▸ Input
────────────────────

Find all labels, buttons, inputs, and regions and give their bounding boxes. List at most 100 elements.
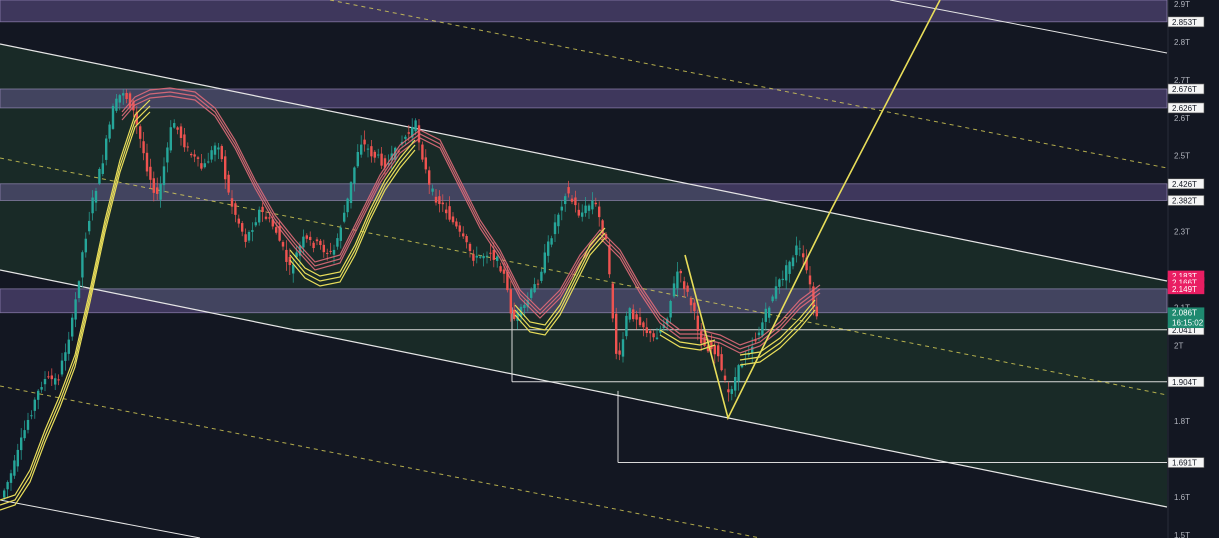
candle-body-17 — [60, 360, 64, 375]
candle-body-190 — [649, 330, 652, 334]
candle-body-86 — [295, 252, 298, 258]
candle-body-234 — [798, 248, 801, 250]
yellow-ma-line-11 — [659, 334, 716, 351]
candle-body-210 — [717, 345, 720, 357]
candle-body-238 — [812, 286, 815, 307]
candle-body-213 — [727, 389, 730, 393]
candle-body-80 — [275, 227, 278, 233]
candle-body-125 — [428, 170, 431, 185]
candle-body-113 — [387, 162, 390, 165]
yellow-ma-line-7 — [514, 227, 606, 326]
y-tick-label: 2.8T — [1174, 38, 1190, 47]
candle-body-141 — [482, 255, 485, 259]
candle-body-68 — [234, 203, 237, 215]
candle-body-165 — [564, 196, 567, 205]
candle-body-207 — [706, 345, 710, 352]
candle-body-185 — [632, 309, 635, 320]
candle-body-108 — [370, 146, 373, 157]
channel-outer-bottom-line — [0, 499, 201, 538]
candle-body-42 — [145, 152, 149, 172]
level-badge-2.426T-box — [1167, 178, 1205, 190]
candle-body-166 — [567, 187, 570, 194]
candle-body-107 — [366, 148, 370, 150]
candle-body-24 — [84, 238, 87, 253]
candle-body-72 — [247, 231, 251, 241]
candle-body-12 — [43, 379, 47, 385]
candle-body-25 — [88, 220, 91, 232]
candle-body-118 — [404, 136, 407, 139]
candle-body-160 — [547, 241, 550, 256]
candle-body-161 — [550, 238, 553, 245]
candle-body-173 — [591, 200, 594, 210]
candle-body-216 — [737, 365, 740, 382]
current-price-badge-box — [1167, 307, 1205, 329]
candle-body-105 — [360, 144, 363, 155]
candle-body-93 — [319, 240, 322, 246]
candle-body-67 — [230, 198, 234, 207]
ma-badge-2.183T-label: 2.183T — [1172, 272, 1197, 281]
candle-body-122 — [417, 125, 421, 143]
zone-1 — [0, 88, 1168, 109]
yellow-ma-line-8 — [514, 232, 606, 331]
dashed-midlines — [0, 0, 1168, 538]
candle-body-6 — [23, 430, 26, 439]
candle-body-220 — [751, 346, 754, 354]
candle-body-151 — [516, 311, 519, 321]
candle-body-29 — [101, 163, 104, 174]
candle-body-128 — [438, 196, 441, 205]
candle-body-211 — [720, 354, 723, 371]
candle-body-226 — [771, 296, 774, 302]
candle-body-174 — [594, 202, 597, 205]
candle-body-196 — [669, 301, 672, 318]
candle-body-224 — [764, 308, 767, 322]
candle-body-209 — [713, 345, 716, 355]
channel-top-line — [0, 43, 1168, 282]
yellow-ma-line-3 — [0, 111, 151, 511]
candle-body-178 — [608, 245, 611, 275]
candle-body-187 — [638, 317, 642, 326]
level-badge-2.626T-label: 2.626T — [1172, 104, 1197, 113]
candle-body-69 — [237, 218, 240, 224]
yellow-ma-line-2 — [0, 105, 151, 506]
candle-body-41 — [142, 141, 145, 154]
candle-body-11 — [40, 387, 43, 390]
candle-body-201 — [686, 285, 689, 292]
candle-body-43 — [149, 166, 152, 180]
candle-body-9 — [33, 399, 36, 411]
level-badge-2.853T-box — [1167, 16, 1205, 28]
candle-body-127 — [434, 196, 438, 203]
candle-body-179 — [611, 283, 614, 319]
candle-body-83 — [285, 249, 288, 262]
zone-3 — [0, 288, 1168, 314]
y-tick-label: 1.6T — [1174, 493, 1190, 502]
candle-body-164 — [560, 206, 563, 211]
candle-body-158 — [540, 271, 543, 281]
level-badge-2.676T-box — [1167, 83, 1205, 95]
candle-body-200 — [683, 281, 686, 290]
candle-body-168 — [574, 197, 577, 206]
level-badge-1.691T-label: 1.691T — [1172, 459, 1197, 468]
candle-body-62 — [213, 145, 217, 155]
candle-body-40 — [139, 126, 142, 139]
candle-body-115 — [394, 147, 397, 160]
candle-body-132 — [451, 216, 455, 223]
candle-body-33 — [115, 98, 118, 111]
candle-body-176 — [601, 220, 604, 234]
candle-body-18 — [64, 352, 67, 361]
candle-body-10 — [37, 390, 40, 400]
candle-body-26 — [91, 197, 94, 214]
candle-body-175 — [598, 206, 601, 218]
candle-body-89 — [305, 235, 308, 239]
candle-body-2 — [9, 473, 13, 483]
level-badge-2.426T-label: 2.426T — [1172, 180, 1197, 189]
candle-body-215 — [734, 377, 737, 391]
candle-body-51 — [176, 127, 179, 130]
ma-badge-2.166T-label: 2.166T — [1172, 278, 1197, 287]
candle-body-198 — [676, 271, 679, 289]
candle-body-31 — [108, 124, 111, 139]
candle-body-27 — [94, 190, 98, 203]
candle-body-92 — [315, 239, 319, 242]
candle-body-197 — [672, 283, 676, 297]
candle-body-195 — [666, 318, 669, 325]
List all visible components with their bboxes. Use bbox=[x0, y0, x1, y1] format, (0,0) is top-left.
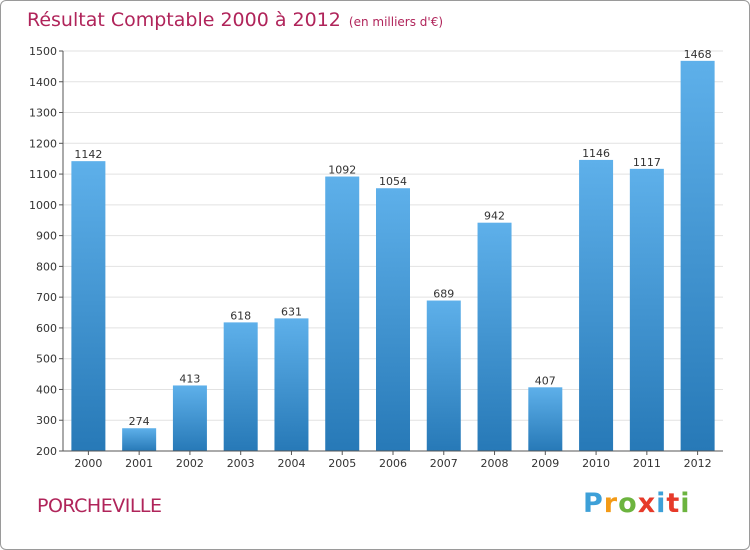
bar bbox=[172, 385, 207, 451]
y-tick-label: 500 bbox=[36, 353, 57, 366]
bar-value-label: 1468 bbox=[684, 48, 712, 61]
bar bbox=[325, 176, 360, 452]
bar bbox=[71, 161, 106, 451]
bar bbox=[274, 318, 309, 451]
bar-value-label: 413 bbox=[179, 372, 200, 385]
commune-name: PORCHEVILLE bbox=[37, 495, 162, 517]
bar bbox=[629, 168, 664, 451]
x-tick-label: 2009 bbox=[531, 457, 559, 470]
x-tick-label: 2012 bbox=[684, 457, 712, 470]
logo-letter: r bbox=[603, 488, 619, 519]
bar-value-label: 274 bbox=[129, 415, 150, 428]
y-tick-label: 800 bbox=[36, 260, 57, 273]
logo-letter: o bbox=[618, 488, 638, 519]
bar-value-label: 618 bbox=[230, 309, 251, 322]
x-tick-label: 2000 bbox=[74, 457, 102, 470]
bar-value-label: 689 bbox=[433, 288, 454, 301]
chart-title: Résultat Comptable 2000 à 2012 (en millie… bbox=[27, 9, 443, 31]
bar-value-label: 1092 bbox=[328, 164, 356, 177]
x-tick-label: 2001 bbox=[125, 457, 153, 470]
x-tick-label: 2008 bbox=[481, 457, 509, 470]
bar bbox=[223, 322, 258, 451]
y-tick-label: 400 bbox=[36, 383, 57, 396]
x-tick-label: 2007 bbox=[430, 457, 458, 470]
y-tick-label: 1500 bbox=[29, 45, 57, 58]
bar-value-label: 1054 bbox=[379, 175, 407, 188]
bar-value-label: 1146 bbox=[582, 147, 610, 160]
logo-letter: t bbox=[666, 488, 681, 519]
logo-letter: P bbox=[583, 488, 604, 519]
bar bbox=[122, 428, 157, 451]
x-tick-label: 2011 bbox=[633, 457, 661, 470]
y-tick-label: 1400 bbox=[29, 76, 57, 89]
y-tick-label: 1100 bbox=[29, 168, 57, 181]
proxiti-logo: Proxiti bbox=[583, 488, 691, 519]
bar-value-label: 1142 bbox=[74, 148, 102, 161]
bar bbox=[477, 222, 512, 451]
x-tick-label: 2006 bbox=[379, 457, 407, 470]
y-tick-label: 1000 bbox=[29, 199, 57, 212]
bar bbox=[579, 159, 614, 451]
bar-value-label: 407 bbox=[535, 374, 556, 387]
y-tick-label: 600 bbox=[36, 322, 57, 335]
unit-label: (en milliers d'€) bbox=[348, 15, 444, 29]
x-tick-label: 2005 bbox=[328, 457, 356, 470]
bar-value-label: 942 bbox=[484, 210, 505, 223]
bar-value-label: 1117 bbox=[633, 156, 661, 169]
y-tick-label: 200 bbox=[36, 445, 57, 458]
x-tick-label: 2003 bbox=[227, 457, 255, 470]
x-tick-label: 2004 bbox=[277, 457, 305, 470]
x-tick-label: 2010 bbox=[582, 457, 610, 470]
y-tick-label: 900 bbox=[36, 230, 57, 243]
logo-letter: x bbox=[637, 488, 657, 519]
bar-value-label: 631 bbox=[281, 305, 302, 318]
y-tick-label: 1200 bbox=[29, 137, 57, 150]
logo-letter: i bbox=[656, 488, 667, 519]
bar bbox=[528, 387, 563, 451]
bar bbox=[376, 188, 410, 451]
bar bbox=[680, 60, 715, 451]
y-tick-label: 300 bbox=[36, 414, 57, 427]
bar bbox=[426, 300, 461, 451]
title-text: Résultat Comptable 2000 à 2012 bbox=[27, 9, 341, 31]
logo-letter: i bbox=[680, 488, 691, 519]
x-tick-label: 2002 bbox=[176, 457, 204, 470]
y-tick-label: 1300 bbox=[29, 107, 57, 120]
y-tick-label: 700 bbox=[36, 291, 57, 304]
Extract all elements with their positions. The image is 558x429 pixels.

────────────────────

▸ Your objective
Arrange the listing lines from the one containing "candle-body-17 — [60, 360, 64, 375]" through the one containing "zone-1 — [0, 88, 1168, 109]", both included, as a Markdown table with a Row column holding the row number and an Entry column holding the line. Leave out blank lines.

▸ Task response
| Row | Entry |
|---|---|
| 1 | candle-body-17 — [60, 360, 64, 375] |
| 2 | candle-body-190 — [649, 330, 652, 334] |
| 3 | candle-body-86 — [295, 252, 298, 258] |
| 4 | candle-body-234 — [798, 248, 801, 250] |
| 5 | yellow-ma-line-11 — [659, 334, 716, 351] |
| 6 | candle-body-210 — [717, 345, 720, 357] |
| 7 | candle-body-238 — [812, 286, 815, 307] |
| 8 | candle-body-213 — [727, 389, 730, 393] |
| 9 | candle-body-80 — [275, 227, 278, 233] |
| 10 | candle-body-125 — [428, 170, 431, 185] |
| 11 | candle-body-113 — [387, 162, 390, 165] |
| 12 | yellow-ma-line-7 — [514, 227, 606, 326] |
| 13 | y-tick-label: 2.8T — [1174, 38, 1190, 47] |
| 14 | candle-body-141 — [482, 255, 485, 259] |
| 15 | candle-body-68 — [234, 203, 237, 215] |
| 16 | candle-body-165 — [564, 196, 567, 205] |
| 17 | candle-body-207 — [706, 345, 710, 352] |
| 18 | candle-body-185 — [632, 309, 635, 320] |
| 19 | candle-body-108 — [370, 146, 373, 157] |
| 20 | channel-outer-bottom-line — [0, 499, 201, 538] |
| 21 | candle-body-42 — [145, 152, 149, 172] |
| 22 | level-badge-2.426T-box — [1167, 178, 1205, 190] |
| 23 | candle-body-166 — [567, 187, 570, 194] |
| 24 | candle-body-107 — [366, 148, 370, 150] |
| 25 | candle-body-24 — [84, 238, 87, 253] |
| 26 | candle-body-72 — [247, 231, 251, 241] |
| 27 | candle-body-12 — [43, 379, 47, 385] |
| 28 | candle-body-25 — [88, 220, 91, 232] |
| 29 | candle-body-118 — [404, 136, 407, 139] |
| 30 | candle-body-160 — [547, 241, 550, 256] |
| 31 | candle-body-161 — [550, 238, 553, 245] |
| 32 | candle-body-173 — [591, 200, 594, 210] |
| 33 | candle-body-216 — [737, 365, 740, 382] |
| 34 | current-price-badge-box — [1167, 307, 1205, 329] |
| 35 | candle-body-105 — [360, 144, 363, 155] |
| 36 | candle-body-93 — [319, 240, 322, 246] |
| 37 | candle-body-67 — [230, 198, 234, 207] |
| 38 | ma-badge-2.183T-label: 2.183T — [1172, 272, 1197, 281] |
| 39 | candle-body-122 — [417, 125, 421, 143] |
| 40 | zone-1 — [0, 88, 1168, 109] |